Look for the line containing "Transcribe this image's" in the listing below. Retype that line and every subsequent line through the last one, and only those.
========================
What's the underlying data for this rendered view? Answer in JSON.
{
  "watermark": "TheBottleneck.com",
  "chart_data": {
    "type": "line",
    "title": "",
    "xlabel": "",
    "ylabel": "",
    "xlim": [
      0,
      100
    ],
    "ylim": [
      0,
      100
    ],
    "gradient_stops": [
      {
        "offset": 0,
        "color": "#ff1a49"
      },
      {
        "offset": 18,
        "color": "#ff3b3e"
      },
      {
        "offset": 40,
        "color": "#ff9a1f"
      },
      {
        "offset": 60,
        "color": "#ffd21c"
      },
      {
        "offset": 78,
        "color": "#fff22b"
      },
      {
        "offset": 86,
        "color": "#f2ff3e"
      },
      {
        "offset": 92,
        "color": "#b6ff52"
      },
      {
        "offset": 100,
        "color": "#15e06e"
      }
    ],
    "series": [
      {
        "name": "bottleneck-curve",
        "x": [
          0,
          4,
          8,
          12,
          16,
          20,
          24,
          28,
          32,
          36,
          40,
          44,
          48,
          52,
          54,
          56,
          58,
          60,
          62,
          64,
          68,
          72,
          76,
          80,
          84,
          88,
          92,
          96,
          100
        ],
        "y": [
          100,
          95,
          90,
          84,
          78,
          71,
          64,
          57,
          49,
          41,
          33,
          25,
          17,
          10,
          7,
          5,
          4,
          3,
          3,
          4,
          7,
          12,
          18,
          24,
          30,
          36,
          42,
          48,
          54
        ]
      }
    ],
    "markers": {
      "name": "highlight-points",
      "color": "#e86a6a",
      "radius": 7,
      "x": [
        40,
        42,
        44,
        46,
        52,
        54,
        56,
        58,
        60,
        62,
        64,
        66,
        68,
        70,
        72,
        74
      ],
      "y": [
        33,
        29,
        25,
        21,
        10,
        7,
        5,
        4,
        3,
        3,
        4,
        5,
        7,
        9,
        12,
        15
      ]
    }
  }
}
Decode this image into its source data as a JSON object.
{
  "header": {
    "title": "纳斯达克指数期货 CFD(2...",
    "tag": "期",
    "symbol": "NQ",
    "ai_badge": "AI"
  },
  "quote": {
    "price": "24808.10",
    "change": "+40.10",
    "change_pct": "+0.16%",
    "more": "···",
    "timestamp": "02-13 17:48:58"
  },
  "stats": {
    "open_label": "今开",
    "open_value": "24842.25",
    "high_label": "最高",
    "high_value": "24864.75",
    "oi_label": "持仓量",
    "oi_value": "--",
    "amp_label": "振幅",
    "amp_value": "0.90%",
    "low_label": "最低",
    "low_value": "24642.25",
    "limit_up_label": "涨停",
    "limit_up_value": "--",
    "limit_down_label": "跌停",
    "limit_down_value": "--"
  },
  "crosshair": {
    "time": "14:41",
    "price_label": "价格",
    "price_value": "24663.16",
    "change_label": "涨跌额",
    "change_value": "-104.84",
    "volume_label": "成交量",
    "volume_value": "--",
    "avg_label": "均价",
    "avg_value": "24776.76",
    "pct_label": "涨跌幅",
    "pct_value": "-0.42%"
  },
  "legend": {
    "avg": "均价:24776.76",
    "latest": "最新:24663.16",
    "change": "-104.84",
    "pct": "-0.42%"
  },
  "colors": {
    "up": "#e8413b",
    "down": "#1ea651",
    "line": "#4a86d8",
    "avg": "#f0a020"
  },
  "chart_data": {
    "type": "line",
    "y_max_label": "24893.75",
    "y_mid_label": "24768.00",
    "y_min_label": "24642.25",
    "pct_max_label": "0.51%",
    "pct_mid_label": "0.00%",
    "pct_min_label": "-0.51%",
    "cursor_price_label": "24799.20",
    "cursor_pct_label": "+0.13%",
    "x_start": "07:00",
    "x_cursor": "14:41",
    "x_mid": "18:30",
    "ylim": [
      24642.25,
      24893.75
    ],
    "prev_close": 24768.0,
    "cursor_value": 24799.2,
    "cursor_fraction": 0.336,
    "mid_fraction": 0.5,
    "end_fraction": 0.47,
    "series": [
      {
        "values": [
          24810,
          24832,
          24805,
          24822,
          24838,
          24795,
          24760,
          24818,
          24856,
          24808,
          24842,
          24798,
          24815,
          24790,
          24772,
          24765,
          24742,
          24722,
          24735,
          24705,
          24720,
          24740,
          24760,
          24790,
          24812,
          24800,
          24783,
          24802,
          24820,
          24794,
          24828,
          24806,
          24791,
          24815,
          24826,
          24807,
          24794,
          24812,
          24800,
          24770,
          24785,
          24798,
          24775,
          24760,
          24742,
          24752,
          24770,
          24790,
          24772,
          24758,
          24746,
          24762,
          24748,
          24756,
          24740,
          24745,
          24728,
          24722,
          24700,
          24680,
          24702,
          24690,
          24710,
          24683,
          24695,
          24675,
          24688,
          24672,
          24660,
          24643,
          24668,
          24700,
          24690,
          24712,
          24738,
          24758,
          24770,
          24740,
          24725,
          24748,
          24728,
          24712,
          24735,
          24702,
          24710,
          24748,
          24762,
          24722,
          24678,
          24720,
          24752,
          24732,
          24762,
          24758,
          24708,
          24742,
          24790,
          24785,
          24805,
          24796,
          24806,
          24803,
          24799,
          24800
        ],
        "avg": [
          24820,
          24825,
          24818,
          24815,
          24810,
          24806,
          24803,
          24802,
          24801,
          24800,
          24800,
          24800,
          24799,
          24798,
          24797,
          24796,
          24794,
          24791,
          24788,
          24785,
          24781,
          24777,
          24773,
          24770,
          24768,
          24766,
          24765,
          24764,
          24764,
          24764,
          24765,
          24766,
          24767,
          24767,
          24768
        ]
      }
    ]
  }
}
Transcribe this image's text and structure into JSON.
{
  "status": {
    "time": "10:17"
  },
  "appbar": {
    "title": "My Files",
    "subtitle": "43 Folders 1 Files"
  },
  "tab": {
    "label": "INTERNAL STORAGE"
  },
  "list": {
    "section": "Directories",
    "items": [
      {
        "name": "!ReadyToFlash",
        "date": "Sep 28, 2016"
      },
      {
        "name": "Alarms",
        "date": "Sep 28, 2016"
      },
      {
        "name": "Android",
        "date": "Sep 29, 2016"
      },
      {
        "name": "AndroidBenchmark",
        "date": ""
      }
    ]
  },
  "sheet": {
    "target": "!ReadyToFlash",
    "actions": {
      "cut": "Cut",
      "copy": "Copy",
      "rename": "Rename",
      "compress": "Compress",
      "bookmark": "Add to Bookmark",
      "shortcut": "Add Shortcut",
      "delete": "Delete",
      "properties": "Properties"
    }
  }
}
========================
## Written answer
Transcribe this image's text and structure into JSON.
{
  "status": {
    "time": "10:17"
  },
  "appbar": {
    "title": "My Files",
    "subtitle": "43 Folders 1 Files"
  },
  "tab": {
    "label": "INTERNAL STORAGE"
  },
  "list": {
    "section": "Directories",
    "items": [
      {
        "name": "!ReadyToFlash",
        "date": "Sep 28, 2016"
      },
      {
        "name": "Alarms",
        "date": "Sep 28, 2016"
      },
      {
        "name": "Android",
        "date": "Sep 29, 2016"
      },
      {
        "name": "AndroidBenchmark",
        "date": ""
      }
    ]
  },
  "sheet": {
    "target": "!ReadyToFlash",
    "actions": {
      "cut": "Cut",
      "copy": "Copy",
      "rename": "Rename",
      "compress": "Compress",
      "bookmark": "Add to Bookmark",
      "shortcut": "Add Shortcut",
      "delete": "Delete",
      "properties": "Properties"
    }
  }
}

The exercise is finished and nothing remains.